start

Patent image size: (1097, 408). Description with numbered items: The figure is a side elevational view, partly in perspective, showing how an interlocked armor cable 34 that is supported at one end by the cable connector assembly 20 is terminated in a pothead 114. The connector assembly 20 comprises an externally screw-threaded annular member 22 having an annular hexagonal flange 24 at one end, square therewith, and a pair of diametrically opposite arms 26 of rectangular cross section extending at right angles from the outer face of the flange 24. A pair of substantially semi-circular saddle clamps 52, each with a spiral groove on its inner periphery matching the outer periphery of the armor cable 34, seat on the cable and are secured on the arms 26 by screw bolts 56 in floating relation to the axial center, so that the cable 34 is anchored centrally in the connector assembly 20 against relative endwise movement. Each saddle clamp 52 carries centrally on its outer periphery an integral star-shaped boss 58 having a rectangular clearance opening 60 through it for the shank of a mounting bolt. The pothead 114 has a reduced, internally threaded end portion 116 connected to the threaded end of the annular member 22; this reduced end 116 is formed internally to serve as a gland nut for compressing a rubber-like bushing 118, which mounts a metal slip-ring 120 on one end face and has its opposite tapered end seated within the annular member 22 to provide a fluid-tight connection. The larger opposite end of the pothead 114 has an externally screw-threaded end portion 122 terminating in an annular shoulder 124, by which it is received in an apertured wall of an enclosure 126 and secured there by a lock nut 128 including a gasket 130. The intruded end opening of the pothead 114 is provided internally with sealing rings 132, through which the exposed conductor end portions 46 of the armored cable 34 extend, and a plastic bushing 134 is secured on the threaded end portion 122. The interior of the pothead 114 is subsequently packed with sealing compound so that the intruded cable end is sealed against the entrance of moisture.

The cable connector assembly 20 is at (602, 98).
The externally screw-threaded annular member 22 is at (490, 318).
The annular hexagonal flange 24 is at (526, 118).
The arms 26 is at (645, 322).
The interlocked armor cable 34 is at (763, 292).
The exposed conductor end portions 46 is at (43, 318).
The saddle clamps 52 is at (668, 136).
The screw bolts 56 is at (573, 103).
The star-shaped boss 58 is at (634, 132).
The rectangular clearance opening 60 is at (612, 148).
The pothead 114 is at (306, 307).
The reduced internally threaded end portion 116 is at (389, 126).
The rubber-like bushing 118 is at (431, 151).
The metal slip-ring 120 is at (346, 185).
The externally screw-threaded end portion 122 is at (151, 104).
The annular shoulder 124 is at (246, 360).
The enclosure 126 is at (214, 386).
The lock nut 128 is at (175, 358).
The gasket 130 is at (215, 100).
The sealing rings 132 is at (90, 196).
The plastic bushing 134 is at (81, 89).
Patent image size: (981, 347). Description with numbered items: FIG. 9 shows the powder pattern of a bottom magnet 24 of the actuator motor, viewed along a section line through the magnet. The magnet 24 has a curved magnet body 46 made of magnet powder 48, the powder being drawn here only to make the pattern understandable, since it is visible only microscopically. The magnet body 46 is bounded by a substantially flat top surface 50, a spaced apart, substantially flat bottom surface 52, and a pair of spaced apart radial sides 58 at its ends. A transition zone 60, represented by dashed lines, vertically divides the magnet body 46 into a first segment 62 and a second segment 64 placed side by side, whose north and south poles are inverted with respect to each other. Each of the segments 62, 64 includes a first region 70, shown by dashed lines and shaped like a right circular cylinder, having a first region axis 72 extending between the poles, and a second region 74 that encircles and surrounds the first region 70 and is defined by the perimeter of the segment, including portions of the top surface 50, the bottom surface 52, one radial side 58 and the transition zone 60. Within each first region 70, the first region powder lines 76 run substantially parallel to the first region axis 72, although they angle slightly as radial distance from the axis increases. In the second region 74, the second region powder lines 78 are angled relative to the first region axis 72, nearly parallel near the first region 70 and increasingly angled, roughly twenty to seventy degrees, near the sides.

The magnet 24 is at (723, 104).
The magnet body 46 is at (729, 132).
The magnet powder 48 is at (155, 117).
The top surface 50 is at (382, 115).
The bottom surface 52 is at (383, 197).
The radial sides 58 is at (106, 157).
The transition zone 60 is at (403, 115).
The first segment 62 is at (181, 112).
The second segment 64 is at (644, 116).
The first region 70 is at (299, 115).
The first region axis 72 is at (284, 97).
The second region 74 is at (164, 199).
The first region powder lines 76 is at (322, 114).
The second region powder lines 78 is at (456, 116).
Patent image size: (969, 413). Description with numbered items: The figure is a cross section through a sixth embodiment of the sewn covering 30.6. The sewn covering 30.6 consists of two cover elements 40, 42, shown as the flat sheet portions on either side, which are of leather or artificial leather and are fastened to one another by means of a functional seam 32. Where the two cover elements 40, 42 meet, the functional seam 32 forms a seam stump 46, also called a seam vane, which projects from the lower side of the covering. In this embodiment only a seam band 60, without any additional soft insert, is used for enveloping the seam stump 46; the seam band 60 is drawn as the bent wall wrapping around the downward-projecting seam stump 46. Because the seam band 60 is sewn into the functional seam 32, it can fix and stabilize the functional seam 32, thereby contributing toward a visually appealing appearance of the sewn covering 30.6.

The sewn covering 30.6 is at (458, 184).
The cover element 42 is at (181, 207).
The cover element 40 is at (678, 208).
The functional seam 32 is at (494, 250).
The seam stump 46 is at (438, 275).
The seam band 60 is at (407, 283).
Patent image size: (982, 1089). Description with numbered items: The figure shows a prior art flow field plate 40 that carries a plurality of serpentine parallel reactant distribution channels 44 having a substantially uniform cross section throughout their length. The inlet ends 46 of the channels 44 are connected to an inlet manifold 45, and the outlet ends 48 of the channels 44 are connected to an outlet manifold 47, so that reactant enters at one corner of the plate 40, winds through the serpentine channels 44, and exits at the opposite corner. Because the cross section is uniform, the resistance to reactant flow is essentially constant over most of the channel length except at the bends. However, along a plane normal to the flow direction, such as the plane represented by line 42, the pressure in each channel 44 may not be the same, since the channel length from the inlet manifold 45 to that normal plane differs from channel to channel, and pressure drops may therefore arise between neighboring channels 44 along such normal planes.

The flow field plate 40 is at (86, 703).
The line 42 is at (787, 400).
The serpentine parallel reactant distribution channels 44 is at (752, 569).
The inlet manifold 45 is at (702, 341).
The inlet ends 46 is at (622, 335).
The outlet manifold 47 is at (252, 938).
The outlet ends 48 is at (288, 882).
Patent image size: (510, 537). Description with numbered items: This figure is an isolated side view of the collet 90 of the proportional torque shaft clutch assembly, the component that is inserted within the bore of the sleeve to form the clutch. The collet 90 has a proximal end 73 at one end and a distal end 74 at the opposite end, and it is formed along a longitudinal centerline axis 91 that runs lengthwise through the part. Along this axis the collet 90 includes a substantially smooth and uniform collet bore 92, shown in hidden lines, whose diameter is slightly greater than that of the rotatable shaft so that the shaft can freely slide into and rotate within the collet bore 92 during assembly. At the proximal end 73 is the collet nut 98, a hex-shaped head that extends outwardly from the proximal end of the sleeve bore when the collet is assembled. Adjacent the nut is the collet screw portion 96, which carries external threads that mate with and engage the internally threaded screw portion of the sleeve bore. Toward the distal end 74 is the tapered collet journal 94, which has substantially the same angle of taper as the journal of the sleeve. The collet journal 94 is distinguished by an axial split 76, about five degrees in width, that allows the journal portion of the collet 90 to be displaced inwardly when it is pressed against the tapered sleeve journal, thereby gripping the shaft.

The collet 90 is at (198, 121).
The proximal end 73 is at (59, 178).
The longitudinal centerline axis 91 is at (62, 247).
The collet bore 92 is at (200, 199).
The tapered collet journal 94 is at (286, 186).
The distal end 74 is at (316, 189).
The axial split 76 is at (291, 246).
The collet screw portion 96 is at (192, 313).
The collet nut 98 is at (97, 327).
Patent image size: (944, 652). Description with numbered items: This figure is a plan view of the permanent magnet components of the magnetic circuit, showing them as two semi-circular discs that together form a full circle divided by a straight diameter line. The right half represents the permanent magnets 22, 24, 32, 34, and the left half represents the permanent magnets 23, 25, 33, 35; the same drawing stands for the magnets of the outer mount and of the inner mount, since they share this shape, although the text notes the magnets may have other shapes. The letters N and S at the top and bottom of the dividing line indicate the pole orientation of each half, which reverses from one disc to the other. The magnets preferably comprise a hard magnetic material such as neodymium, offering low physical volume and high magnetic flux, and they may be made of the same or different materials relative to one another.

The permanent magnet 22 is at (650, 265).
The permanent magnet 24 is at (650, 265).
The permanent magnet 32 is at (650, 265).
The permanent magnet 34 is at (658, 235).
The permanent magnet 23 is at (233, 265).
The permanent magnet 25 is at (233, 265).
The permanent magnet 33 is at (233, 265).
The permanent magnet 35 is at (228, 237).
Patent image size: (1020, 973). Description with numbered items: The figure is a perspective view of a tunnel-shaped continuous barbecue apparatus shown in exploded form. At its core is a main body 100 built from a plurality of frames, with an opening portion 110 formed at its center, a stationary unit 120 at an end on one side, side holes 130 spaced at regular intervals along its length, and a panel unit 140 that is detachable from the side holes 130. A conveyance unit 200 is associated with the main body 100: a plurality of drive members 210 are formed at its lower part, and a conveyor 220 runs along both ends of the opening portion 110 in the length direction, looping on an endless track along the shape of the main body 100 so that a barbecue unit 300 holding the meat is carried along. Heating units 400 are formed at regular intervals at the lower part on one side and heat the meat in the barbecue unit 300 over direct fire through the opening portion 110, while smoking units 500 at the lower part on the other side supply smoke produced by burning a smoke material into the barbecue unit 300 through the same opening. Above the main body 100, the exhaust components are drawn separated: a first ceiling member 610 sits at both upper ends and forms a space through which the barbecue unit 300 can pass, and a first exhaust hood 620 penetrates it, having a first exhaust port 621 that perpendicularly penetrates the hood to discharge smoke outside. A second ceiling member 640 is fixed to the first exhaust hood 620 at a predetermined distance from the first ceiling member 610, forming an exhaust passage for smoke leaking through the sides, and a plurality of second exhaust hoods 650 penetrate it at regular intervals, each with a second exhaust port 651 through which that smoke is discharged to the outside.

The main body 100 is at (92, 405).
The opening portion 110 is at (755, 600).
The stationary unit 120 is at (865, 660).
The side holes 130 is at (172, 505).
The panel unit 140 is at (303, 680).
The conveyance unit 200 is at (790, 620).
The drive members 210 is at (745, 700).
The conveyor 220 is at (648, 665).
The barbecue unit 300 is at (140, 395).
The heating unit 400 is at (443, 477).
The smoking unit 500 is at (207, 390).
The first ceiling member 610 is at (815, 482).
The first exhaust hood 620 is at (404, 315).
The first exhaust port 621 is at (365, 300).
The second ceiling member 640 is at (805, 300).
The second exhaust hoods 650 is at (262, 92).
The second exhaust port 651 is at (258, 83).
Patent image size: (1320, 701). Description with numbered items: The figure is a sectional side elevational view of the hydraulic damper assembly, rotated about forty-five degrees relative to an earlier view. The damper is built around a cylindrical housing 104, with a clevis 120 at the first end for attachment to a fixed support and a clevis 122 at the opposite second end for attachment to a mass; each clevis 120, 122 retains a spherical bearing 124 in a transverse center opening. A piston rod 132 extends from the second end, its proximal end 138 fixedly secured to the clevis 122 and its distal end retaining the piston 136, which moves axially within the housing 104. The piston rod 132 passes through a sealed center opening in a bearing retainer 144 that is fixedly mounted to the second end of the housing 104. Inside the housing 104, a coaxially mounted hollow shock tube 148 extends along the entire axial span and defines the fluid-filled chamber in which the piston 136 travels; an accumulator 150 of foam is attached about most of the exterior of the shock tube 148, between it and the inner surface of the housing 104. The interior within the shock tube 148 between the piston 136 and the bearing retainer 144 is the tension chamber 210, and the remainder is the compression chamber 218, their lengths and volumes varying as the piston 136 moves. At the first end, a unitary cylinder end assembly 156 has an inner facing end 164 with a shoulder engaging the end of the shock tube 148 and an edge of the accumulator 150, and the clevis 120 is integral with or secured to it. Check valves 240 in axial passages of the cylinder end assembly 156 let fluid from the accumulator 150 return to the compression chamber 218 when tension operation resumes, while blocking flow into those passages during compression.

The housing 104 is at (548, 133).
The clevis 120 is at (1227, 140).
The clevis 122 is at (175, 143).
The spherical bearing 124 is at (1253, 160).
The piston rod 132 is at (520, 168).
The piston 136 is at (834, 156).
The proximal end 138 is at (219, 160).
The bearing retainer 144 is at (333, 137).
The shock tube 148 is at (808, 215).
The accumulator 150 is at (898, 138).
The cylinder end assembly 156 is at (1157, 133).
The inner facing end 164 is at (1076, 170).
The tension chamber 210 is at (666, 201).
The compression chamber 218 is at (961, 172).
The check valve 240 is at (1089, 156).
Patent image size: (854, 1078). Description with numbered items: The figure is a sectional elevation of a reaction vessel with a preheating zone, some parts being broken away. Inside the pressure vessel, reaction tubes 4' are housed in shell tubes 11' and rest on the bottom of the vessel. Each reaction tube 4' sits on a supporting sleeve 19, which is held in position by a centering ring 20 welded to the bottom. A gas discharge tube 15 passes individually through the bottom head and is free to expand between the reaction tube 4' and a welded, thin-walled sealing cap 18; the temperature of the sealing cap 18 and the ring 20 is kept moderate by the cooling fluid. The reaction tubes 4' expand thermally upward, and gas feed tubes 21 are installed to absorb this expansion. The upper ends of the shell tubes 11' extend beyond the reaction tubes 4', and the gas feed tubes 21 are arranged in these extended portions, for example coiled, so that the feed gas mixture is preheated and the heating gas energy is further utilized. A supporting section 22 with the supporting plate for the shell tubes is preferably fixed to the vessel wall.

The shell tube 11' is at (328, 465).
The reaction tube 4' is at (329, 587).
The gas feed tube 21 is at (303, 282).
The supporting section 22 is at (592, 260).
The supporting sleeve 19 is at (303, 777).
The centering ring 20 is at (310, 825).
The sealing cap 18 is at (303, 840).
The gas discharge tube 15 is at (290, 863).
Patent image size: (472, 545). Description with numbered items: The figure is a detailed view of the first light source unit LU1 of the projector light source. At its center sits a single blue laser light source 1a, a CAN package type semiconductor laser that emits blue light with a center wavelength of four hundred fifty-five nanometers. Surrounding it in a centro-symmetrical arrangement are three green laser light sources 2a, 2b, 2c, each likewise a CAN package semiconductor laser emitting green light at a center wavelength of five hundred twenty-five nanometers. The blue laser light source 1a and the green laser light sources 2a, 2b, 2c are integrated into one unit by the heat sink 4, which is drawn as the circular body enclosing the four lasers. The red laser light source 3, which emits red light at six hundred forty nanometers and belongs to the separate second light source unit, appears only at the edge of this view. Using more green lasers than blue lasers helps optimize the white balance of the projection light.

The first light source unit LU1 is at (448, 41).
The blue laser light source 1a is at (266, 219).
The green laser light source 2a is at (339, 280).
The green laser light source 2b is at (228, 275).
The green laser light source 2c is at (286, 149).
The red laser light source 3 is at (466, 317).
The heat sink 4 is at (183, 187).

end

## What this task involves
Change "plan view" to "top view" in the records from the line containing "Patent image size: (944, 652)." through the line containing "The permanent magnet 34 is at (658, 235).", and give those lines back with nothing else altered.

## Finished task
Patent image size: (944, 652). Description with numbered items: This figure is a top view of the permanent magnet components of the magnetic circuit, showing them as two semi-circular discs that together form a full circle divided by a straight diameter line. The right half represents the permanent magnets 22, 24, 32, 34, and the left half represents the permanent magnets 23, 25, 33, 35; the same drawing stands for the magnets of the outer mount and of the inner mount, since they share this shape, although the text notes the magnets may have other shapes. The letters N and S at the top and bottom of the dividing line indicate the pole orientation of each half, which reverses from one disc to the other. The magnets preferably comprise a hard magnetic material such as neodymium, offering low physical volume and high magnetic flux, and they may be made of the same or different materials relative to one another.

The permanent magnet 22 is at (650, 265).
The permanent magnet 24 is at (650, 265).
The permanent magnet 32 is at (650, 265).
The permanent magnet 34 is at (658, 235).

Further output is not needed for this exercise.